What the exercise asks
Work out how many lines in the data hold the word "label", and reply with that number only.
>> start Provided information
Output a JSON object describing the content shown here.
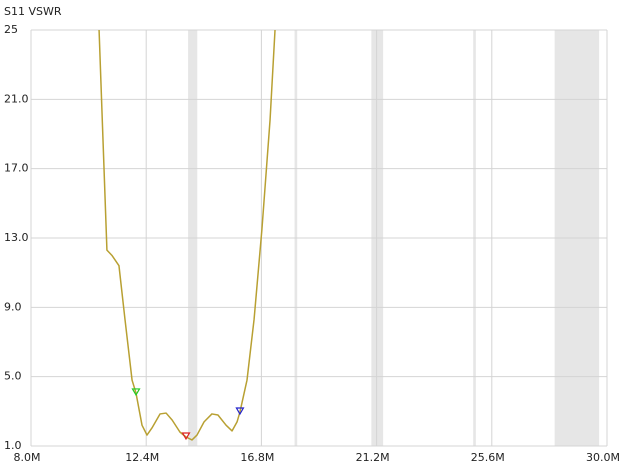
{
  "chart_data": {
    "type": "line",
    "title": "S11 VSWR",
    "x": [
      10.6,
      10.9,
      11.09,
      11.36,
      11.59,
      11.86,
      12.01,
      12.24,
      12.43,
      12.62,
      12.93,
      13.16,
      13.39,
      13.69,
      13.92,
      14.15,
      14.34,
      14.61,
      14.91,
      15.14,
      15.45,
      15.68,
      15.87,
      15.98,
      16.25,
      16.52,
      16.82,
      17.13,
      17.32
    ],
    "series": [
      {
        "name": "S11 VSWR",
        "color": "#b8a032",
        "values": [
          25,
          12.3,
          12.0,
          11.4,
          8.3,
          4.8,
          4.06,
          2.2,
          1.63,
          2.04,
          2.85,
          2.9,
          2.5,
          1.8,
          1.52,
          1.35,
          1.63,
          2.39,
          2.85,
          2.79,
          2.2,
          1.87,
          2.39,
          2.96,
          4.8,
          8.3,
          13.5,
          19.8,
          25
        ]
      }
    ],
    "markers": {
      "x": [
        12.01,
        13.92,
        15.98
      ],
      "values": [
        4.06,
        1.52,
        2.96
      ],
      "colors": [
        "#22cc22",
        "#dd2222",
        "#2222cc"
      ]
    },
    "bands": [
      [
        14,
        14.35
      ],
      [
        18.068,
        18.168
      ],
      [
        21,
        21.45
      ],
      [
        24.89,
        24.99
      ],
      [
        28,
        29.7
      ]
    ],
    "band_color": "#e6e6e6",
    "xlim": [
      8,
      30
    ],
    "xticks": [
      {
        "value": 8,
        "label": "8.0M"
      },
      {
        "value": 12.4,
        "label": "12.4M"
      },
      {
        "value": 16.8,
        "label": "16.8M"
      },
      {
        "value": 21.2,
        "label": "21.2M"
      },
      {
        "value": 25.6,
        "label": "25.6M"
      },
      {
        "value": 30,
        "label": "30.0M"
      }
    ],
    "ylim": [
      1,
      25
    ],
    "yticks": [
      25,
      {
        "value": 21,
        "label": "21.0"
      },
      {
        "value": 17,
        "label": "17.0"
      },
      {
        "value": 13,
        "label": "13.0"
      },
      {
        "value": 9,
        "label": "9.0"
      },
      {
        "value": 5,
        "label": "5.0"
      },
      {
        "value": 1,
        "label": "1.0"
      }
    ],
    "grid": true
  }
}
>> end Provided information
Problem solution
12